However, LinkedIn’s network is quite expensive as its price is based on a cost-per-click. It’ll be impossible to find any targeting for less than $2 per click, and most of the targeting will start at $4.50 which is relatively on the high side of things.

For example this one:

In summary
• For B2B, higher ed, and recruiters, LinkedIn is the best option.
• Expensive but worth it for the right people

5. Twitter Ads

For those familiar with Twitter, you can agree that it is quite an interesting one because if you’re good at it, you should be able to generate tons of organic (free) interactions, but in the same vein, Twitter is one platform where people can be very wary of brands co-opting what they see as part of Twitter’s ‘culture’. Offensive or ill-timed tweets can also spiral out of control in a careless social media manager’s face. Being “Good at” twitter means more than just being able to make conversions or generate retweets or likes as you have it, it means a deep understanding of and sensitivity to the medium.

If you are great at Twitter, the payoff is massive: 94% of customers will purchase something from a small or medium-scale business they follow, and 69% have bought something because of something they saw on Twitter. So you may ask, is it worth it to pay to advertise on Twitter? With the numbers above, it’s worth a try.

You can pay to promote a single tweet, a trend or even an account, and either pay per click, impression, follow, video view, engagement, app install, or lead. When you design your campaign around the objective and type of promotion, then you target the audience by geography, gender, income, phone carrier, or interest. It goes further, for “interests,” you can get as granular as keywords like specific movies or TV shows. Twitter has a relatively high CPC, so make sure anything you promote has a very strong CTA and you may want to think hard about your goals before you create a campaign. If your goal is to generate leads and conversions, great, if you’re only paying for followers, you might be able to get that with quality relevant content.

ITEMS
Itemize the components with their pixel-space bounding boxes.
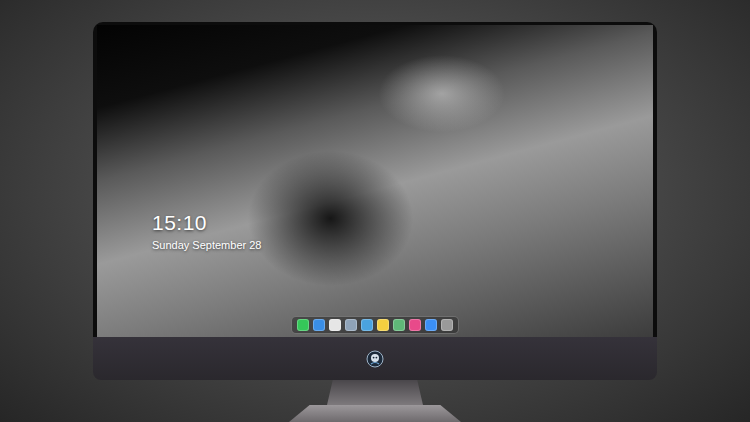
dock-app[interactable]: [361, 319, 373, 331]
monitor-screen: 15:10 Sunday September 28: [93, 22, 657, 337]
wallpaper: 15:10 Sunday September 28: [97, 25, 653, 337]
lock-clock: 15:10 Sunday September 28: [152, 211, 261, 252]
clock-time: 15:10: [152, 211, 261, 235]
dock-app[interactable]: [313, 319, 325, 331]
dock-app[interactable]: [297, 319, 309, 331]
clock-date: Sunday September 28: [152, 238, 261, 252]
dock-app[interactable]: [409, 319, 421, 331]
dock-app[interactable]: [441, 319, 453, 331]
monitor-chin: [93, 337, 657, 380]
stand-base: [289, 405, 461, 422]
dock-app[interactable]: [329, 319, 341, 331]
stand-neck: [327, 380, 423, 405]
dock: [291, 316, 459, 334]
dock-app[interactable]: [393, 319, 405, 331]
dock-app[interactable]: [377, 319, 389, 331]
brand-logo-icon: [366, 350, 384, 368]
dock-app[interactable]: [345, 319, 357, 331]
dock-app[interactable]: [425, 319, 437, 331]
desktop-stage: 15:10 Sunday September 28: [0, 0, 750, 422]
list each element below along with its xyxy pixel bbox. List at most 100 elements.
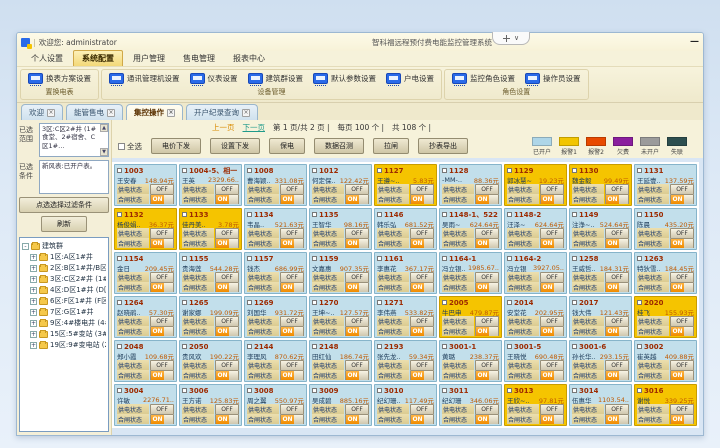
- select-all-checkbox[interactable]: [118, 143, 125, 150]
- breaker-button-group[interactable]: ON: [475, 194, 499, 204]
- minimize-button[interactable]: —: [690, 38, 699, 46]
- meter-card[interactable]: 3001-1 黄璐 238.37元 供电状态 OFF 合闸状态 ON: [439, 340, 502, 382]
- breaker-button-group[interactable]: ON: [215, 282, 239, 292]
- breaker-on-button[interactable]: ON: [346, 327, 359, 336]
- card-checkbox[interactable]: [442, 256, 447, 261]
- meter-card[interactable]: 1164-1 冯立银.. 1985.67.. 供电状态 OFF 合闸状态 ON: [439, 252, 502, 294]
- document-tab[interactable]: 集控操作 ×: [126, 104, 183, 120]
- supply-off-button[interactable]: OFF: [345, 272, 369, 282]
- supply-off-button[interactable]: OFF: [670, 228, 694, 238]
- supply-off-button[interactable]: OFF: [605, 272, 629, 282]
- card-checkbox[interactable]: [117, 344, 122, 349]
- meter-card[interactable]: 2050 贵风欢 190.22元 供电状态 OFF 合闸状态 ON: [179, 340, 242, 382]
- meter-card[interactable]: 1131 王延壹.. 137.59元 供电状态 OFF 合闸状态 ON: [634, 164, 697, 206]
- supply-off-button[interactable]: OFF: [150, 228, 174, 238]
- expand-expander-icon[interactable]: +: [30, 331, 37, 338]
- breaker-on-button[interactable]: ON: [411, 327, 424, 336]
- card-checkbox[interactable]: [637, 300, 642, 305]
- supply-off-button[interactable]: OFF: [670, 404, 694, 414]
- meter-card[interactable]: 1148-1、522 吴雨~ 624.64元 供电状态 OFF 合闸状态 ON: [439, 208, 502, 250]
- breaker-on-button[interactable]: ON: [151, 415, 164, 424]
- breaker-on-button[interactable]: ON: [671, 371, 684, 380]
- meter-card[interactable]: 2144 李理风 870.62元 供电状态 OFF 合闸状态 ON: [244, 340, 307, 382]
- tree-item[interactable]: + 7区:G区1#井: [22, 307, 106, 317]
- breaker-button-group[interactable]: ON: [215, 238, 239, 248]
- menu-item[interactable]: 系统配置: [73, 50, 123, 66]
- breaker-on-button[interactable]: ON: [281, 239, 294, 248]
- breaker-on-button[interactable]: ON: [541, 371, 554, 380]
- meter-card[interactable]: 1129 郭冰慧~ 19.23元 供电状态 OFF 合闸状态 ON: [504, 164, 567, 206]
- supply-off-button[interactable]: OFF: [410, 316, 434, 326]
- select-all[interactable]: 全选: [118, 141, 142, 152]
- breaker-on-button[interactable]: ON: [216, 195, 229, 204]
- meter-card[interactable]: 1146 韩乐弘 681.52元 供电状态 OFF 合闸状态 ON: [374, 208, 437, 250]
- breaker-button-group[interactable]: ON: [150, 282, 174, 292]
- meter-card[interactable]: 1258 王威哲.. 184.31元 供电状态 OFF 合闸状态 ON: [569, 252, 632, 294]
- breaker-button-group[interactable]: ON: [150, 370, 174, 380]
- breaker-button-group[interactable]: ON: [475, 370, 499, 380]
- card-checkbox[interactable]: [637, 388, 642, 393]
- breaker-on-button[interactable]: ON: [476, 415, 489, 424]
- expand-expander-icon[interactable]: +: [30, 298, 37, 305]
- breaker-on-button[interactable]: ON: [476, 283, 489, 292]
- filter-select-button[interactable]: 点选选择过滤条件: [19, 197, 109, 213]
- ribbon-button[interactable]: 建筑群设置: [244, 71, 308, 86]
- breaker-on-button[interactable]: ON: [346, 283, 359, 292]
- breaker-button-group[interactable]: ON: [475, 238, 499, 248]
- meter-card[interactable]: 2020 桂飞 155.93元 供电状态 OFF 合闸状态 ON: [634, 296, 697, 338]
- card-checkbox[interactable]: [442, 300, 447, 305]
- breaker-on-button[interactable]: ON: [671, 195, 684, 204]
- breaker-on-button[interactable]: ON: [411, 195, 424, 204]
- card-checkbox[interactable]: [442, 388, 447, 393]
- selected-condition-box[interactable]: 新风表:已开户表。: [39, 160, 109, 194]
- tree-item[interactable]: + 6区:F区1#井 (F区1#…: [22, 296, 106, 306]
- collapse-ribbon-icon[interactable]: ∨: [514, 34, 519, 42]
- card-checkbox[interactable]: [117, 300, 122, 305]
- breaker-button-group[interactable]: ON: [215, 326, 239, 336]
- breaker-on-button[interactable]: ON: [346, 371, 359, 380]
- ribbon-button[interactable]: 户电设置: [382, 71, 438, 86]
- supply-off-button[interactable]: OFF: [410, 228, 434, 238]
- breaker-button-group[interactable]: ON: [670, 326, 694, 336]
- meter-card[interactable]: 1008 曹海颖.. 331.08元 供电状态 OFF 合闸状态 ON: [244, 164, 307, 206]
- selected-range-box[interactable]: 3区:C区2#井 (1#食堂、2#宿舍、C区1#… ▲ ▼: [39, 123, 109, 157]
- meter-card[interactable]: 2193 张先龙.. 59.34元 供电状态 OFF 合闸状态 ON: [374, 340, 437, 382]
- breaker-on-button[interactable]: ON: [281, 415, 294, 424]
- card-checkbox[interactable]: [637, 256, 642, 261]
- breaker-on-button[interactable]: ON: [411, 239, 424, 248]
- breaker-button-group[interactable]: ON: [280, 194, 304, 204]
- breaker-on-button[interactable]: ON: [346, 195, 359, 204]
- breaker-button-group[interactable]: ON: [475, 414, 499, 424]
- breaker-on-button[interactable]: ON: [671, 415, 684, 424]
- tree-root[interactable]: - 建筑群: [22, 241, 106, 251]
- breaker-on-button[interactable]: ON: [216, 239, 229, 248]
- meter-card[interactable]: 3001-5 王晓悦 690.48元 供电状态 OFF 合闸状态 ON: [504, 340, 567, 382]
- toolbar-button[interactable]: 数据召测: [314, 138, 364, 154]
- supply-off-button[interactable]: OFF: [150, 184, 174, 194]
- supply-off-button[interactable]: OFF: [150, 360, 174, 370]
- breaker-on-button[interactable]: ON: [541, 283, 554, 292]
- supply-off-button[interactable]: OFF: [280, 272, 304, 282]
- card-checkbox[interactable]: [507, 168, 512, 173]
- card-checkbox[interactable]: [312, 300, 317, 305]
- card-checkbox[interactable]: [377, 388, 382, 393]
- supply-off-button[interactable]: OFF: [215, 316, 239, 326]
- meter-card[interactable]: 1263 特狄雪.. 184.45元 供电状态 OFF 合闸状态 ON: [634, 252, 697, 294]
- breaker-button-group[interactable]: ON: [670, 414, 694, 424]
- supply-off-button[interactable]: OFF: [410, 272, 434, 282]
- breaker-button-group[interactable]: ON: [345, 194, 369, 204]
- meter-card[interactable]: 1003 王安春 148.94元 供电状态 OFF 合闸状态 ON: [114, 164, 177, 206]
- supply-off-button[interactable]: OFF: [150, 272, 174, 282]
- card-checkbox[interactable]: [247, 168, 252, 173]
- breaker-on-button[interactable]: ON: [216, 283, 229, 292]
- ribbon-button[interactable]: 仪表设置: [186, 71, 242, 86]
- breaker-on-button[interactable]: ON: [151, 283, 164, 292]
- tree-item[interactable]: + 9区:4#楼电井 (4#楼…: [22, 318, 106, 328]
- supply-off-button[interactable]: OFF: [280, 360, 304, 370]
- toolbar-button[interactable]: 保电: [269, 138, 305, 154]
- card-checkbox[interactable]: [572, 344, 577, 349]
- breaker-button-group[interactable]: ON: [150, 194, 174, 204]
- meter-card[interactable]: 1128 -MM-.. 88.36元 供电状态 OFF 合闸状态 ON: [439, 164, 502, 206]
- supply-off-button[interactable]: OFF: [540, 316, 564, 326]
- breaker-on-button[interactable]: ON: [281, 283, 294, 292]
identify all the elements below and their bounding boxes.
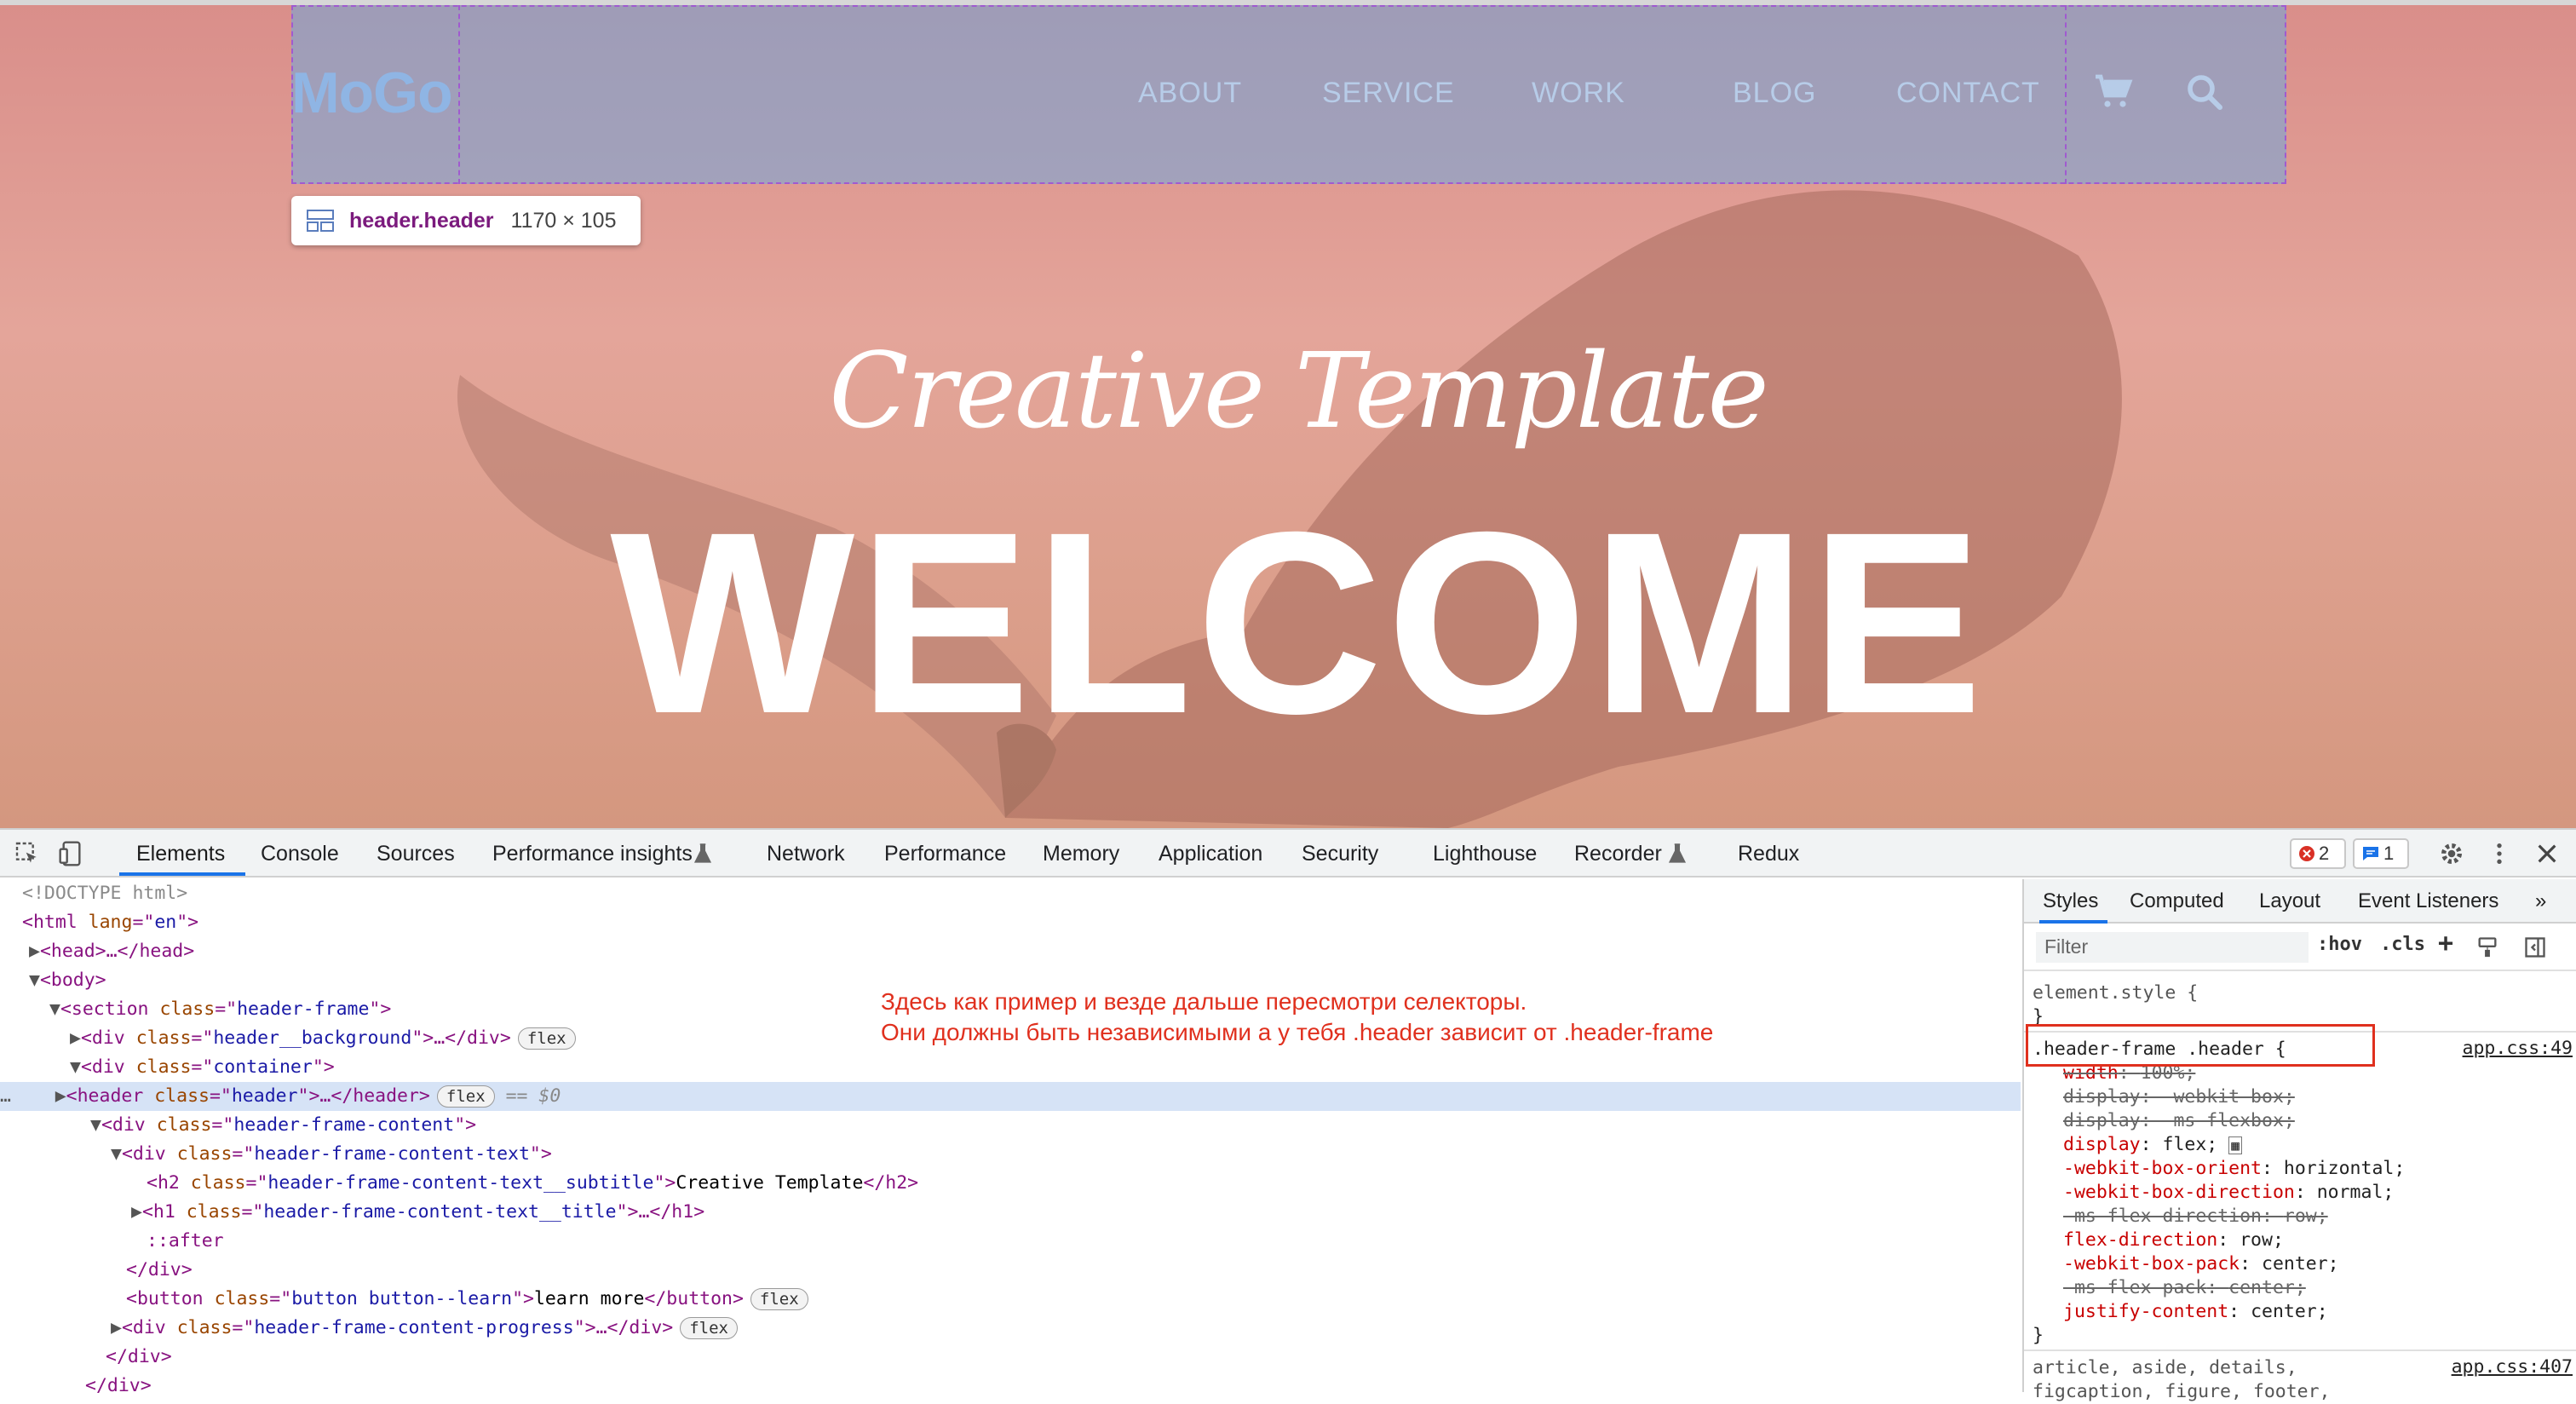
nav-item-about[interactable]: ABOUT	[1138, 77, 1242, 110]
subtab-layout[interactable]: Layout	[2259, 889, 2320, 913]
dom-node-header-selected[interactable]: … ▶<header class="header">…</header> flex…	[0, 1082, 2021, 1111]
subtab-computed[interactable]: Computed	[2130, 889, 2224, 913]
webpage-viewport: MoGo ABOUT SERVICE WORK BLOG CONTACT hea…	[0, 0, 2576, 828]
tab-redux[interactable]: Redux	[1738, 842, 1799, 866]
messages-count: 1	[2383, 843, 2395, 864]
hero-title: WELCOME	[610, 479, 1987, 768]
dom-node-container[interactable]: ▼<div class="container">	[70, 1053, 2090, 1082]
rule-divider	[2024, 1349, 2576, 1351]
more-options-icon[interactable]	[2486, 840, 2513, 867]
css-declaration[interactable]: -ms-flex-pack: center;	[2063, 1276, 2306, 1300]
subtab-styles[interactable]: Styles	[2043, 889, 2098, 913]
tooltip-size: 1170 × 105	[510, 208, 617, 233]
dom-node-head[interactable]: ▶<head>…</head>	[29, 937, 2050, 966]
css-declaration[interactable]: justify-content: center;	[2063, 1300, 2328, 1324]
tooltip-tag-name: header.header	[349, 208, 494, 233]
dom-node-close-div[interactable]: </div>	[106, 1343, 2126, 1372]
dom-node-content-progress[interactable]: ▶<div class="header-frame-content-progre…	[111, 1314, 2131, 1343]
dom-node-html[interactable]: <html lang="en">	[22, 908, 2043, 937]
dom-node-h1-title[interactable]: ▶<h1 class="header-frame-content-text__t…	[131, 1198, 2152, 1227]
flex-badge[interactable]: flex	[436, 1085, 495, 1108]
nav-item-work[interactable]: WORK	[1532, 77, 1625, 110]
experiment-flask-icon	[693, 843, 712, 863]
devtools-panel: Elements Console Sources Performance ins…	[0, 828, 2576, 1402]
review-note: Здесь как пример и везде дальше пересмот…	[881, 987, 1713, 1048]
cls-toggle[interactable]: .cls	[2380, 934, 2425, 955]
search-icon[interactable]	[2184, 72, 2225, 112]
dom-node-close-div[interactable]: </div>	[126, 1256, 2147, 1285]
styles-filter-row: Filter :hov .cls +	[2024, 924, 2576, 971]
experiment-flask-icon	[1668, 843, 1687, 863]
css-declaration[interactable]: display: -webkit-box;	[2063, 1085, 2295, 1109]
device-toolbar-icon[interactable]	[58, 840, 85, 867]
add-rule-plus-icon[interactable]: +	[2438, 929, 2453, 958]
errors-count: 2	[2319, 843, 2330, 864]
nav-item-service[interactable]: SERVICE	[1322, 77, 1455, 110]
tab-performance[interactable]: Performance	[884, 842, 1006, 866]
tab-lighthouse[interactable]: Lighthouse	[1433, 842, 1537, 866]
css-declaration[interactable]: -webkit-box-direction: normal;	[2063, 1181, 2394, 1205]
tab-performance-insights[interactable]: Performance insights	[492, 842, 693, 866]
tab-elements[interactable]: Elements	[136, 842, 225, 866]
tab-recorder[interactable]: Recorder	[1574, 842, 1662, 866]
more-tabs-chevron-icon[interactable]: »	[2535, 889, 2546, 913]
css-declaration[interactable]: -ms-flex-direction: row;	[2063, 1205, 2328, 1228]
styles-pane: Styles Computed Layout Event Listeners »…	[2022, 879, 2576, 1402]
tab-elements-underline	[119, 872, 245, 876]
message-icon	[2363, 847, 2378, 860]
review-note-line-1: Здесь как пример и везде дальше пересмот…	[881, 988, 1527, 1015]
inspect-element-icon[interactable]	[14, 840, 41, 867]
site-logo[interactable]: MoGo	[291, 60, 453, 126]
css-declaration[interactable]: display: -ms-flexbox;	[2063, 1109, 2295, 1133]
tab-sources[interactable]: Sources	[377, 842, 455, 866]
dom-node-close-div[interactable]: </div>	[85, 1372, 2106, 1401]
cart-icon[interactable]	[2092, 72, 2133, 112]
close-icon[interactable]	[2533, 840, 2561, 867]
flex-layout-icon	[307, 210, 334, 232]
next-rule-selector[interactable]: article, aside, details,	[2033, 1356, 2297, 1380]
styles-subtabs: Styles Computed Layout Event Listeners »	[2024, 879, 2576, 924]
messages-badge[interactable]: 1	[2353, 838, 2409, 869]
next-rule-selector-cont: figcaption, figure, footer,	[2033, 1381, 2331, 1402]
css-source-link[interactable]: app.css:49	[2463, 1038, 2573, 1059]
tab-memory[interactable]: Memory	[1043, 842, 1119, 866]
hero-subtitle: Creative Template	[829, 331, 1768, 452]
flex-badge[interactable]: flex	[680, 1317, 738, 1339]
dom-node-header-frame-content[interactable]: ▼<div class="header-frame-content">	[90, 1111, 2111, 1140]
subtab-event-listeners[interactable]: Event Listeners	[2358, 889, 2498, 913]
devtools-tabbar: Elements Console Sources Performance ins…	[0, 830, 2576, 878]
flex-badge[interactable]: flex	[517, 1027, 576, 1050]
styles-filter-input[interactable]: Filter	[2036, 932, 2309, 963]
inspect-tooltip: header.header 1170 × 105	[291, 196, 641, 245]
review-note-line-2: Они должны быть независимыми а у тебя .h…	[881, 1019, 1714, 1045]
errors-badge[interactable]: 2	[2290, 838, 2346, 869]
dom-node-button-learn[interactable]: <button class="button button--learn">lea…	[126, 1285, 2147, 1314]
css-declaration[interactable]: display: flex; ▦	[2063, 1133, 2242, 1158]
flexbox-editor-icon[interactable]: ▦	[2228, 1136, 2242, 1154]
tab-console[interactable]: Console	[261, 842, 339, 866]
toggle-sidebar-icon[interactable]	[2523, 935, 2547, 959]
element-style-selector: element.style {	[2033, 982, 2199, 1004]
flex-badge[interactable]: flex	[750, 1288, 808, 1310]
paint-brush-icon[interactable]	[2475, 935, 2499, 959]
review-highlight-box	[2026, 1024, 2375, 1067]
dom-node-doctype[interactable]: <!DOCTYPE html>	[22, 879, 2043, 908]
next-rule-source-link[interactable]: app.css:407	[2452, 1356, 2573, 1378]
dom-node-h2-subtitle[interactable]: <h2 class="header-frame-content-text__su…	[147, 1169, 2167, 1198]
nav-item-contact[interactable]: CONTACT	[1896, 77, 2040, 110]
tab-security[interactable]: Security	[1302, 842, 1378, 866]
tab-application[interactable]: Application	[1159, 842, 1262, 866]
css-declaration[interactable]: flex-direction: row;	[2063, 1228, 2284, 1252]
nav-item-blog[interactable]: BLOG	[1733, 77, 1816, 110]
css-declaration[interactable]: -webkit-box-orient: horizontal;	[2063, 1157, 2405, 1181]
tab-network[interactable]: Network	[767, 842, 845, 866]
settings-gear-icon[interactable]	[2438, 840, 2465, 867]
css-declaration[interactable]: -webkit-box-pack: center;	[2063, 1252, 2339, 1276]
dom-node-content-text[interactable]: ▼<div class="header-frame-content-text">	[111, 1140, 2131, 1169]
error-icon	[2299, 846, 2314, 861]
elements-tree: <!DOCTYPE html> <html lang="en"> ▶<head>…	[0, 879, 2021, 1396]
css-rule-close: }	[2033, 1325, 2044, 1346]
dom-node-after-pseudo[interactable]: ::after	[147, 1227, 2167, 1256]
hov-toggle[interactable]: :hov	[2317, 934, 2362, 955]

REQUIRED TASK 1
Return the stretch of the passage on LinkedIn and Twitter ads from "However, LinkedIn’s network" through "the best option.", word for word.
REQUIRED TASK 2
Retype, character for character, the stretch of rows from the line that contains "77, 1242, 110]" through the line that contains "479, 1987, 768]".

PROBLEM SOLUTION 1
However, LinkedIn’s network is quite expensive as its price is based on a cost-per-click. It’ll be impossible to find any targeting for less than $2 per click, and most of the targeting will start at $4.50 which is relatively on the high side of things.

For example this one:

In summary
• For B2B, higher ed, and recruiters, LinkedIn is the best option.

PROBLEM SOLUTION 2
nav-item-about[interactable]: ABOUT	[1138, 77, 1242, 110]
subtab-layout[interactable]: Layout	[2259, 889, 2320, 913]
dom-node-header-selected[interactable]: … ▶<header class="header">…</header> flex…	[0, 1082, 2021, 1111]
subtab-computed[interactable]: Computed	[2130, 889, 2224, 913]
webpage-viewport: MoGo ABOUT SERVICE WORK BLOG CONTACT hea…	[0, 0, 2576, 828]
tab-redux[interactable]: Redux	[1738, 842, 1799, 866]
messages-count: 1	[2383, 843, 2395, 864]
hero-title: WELCOME	[610, 479, 1987, 768]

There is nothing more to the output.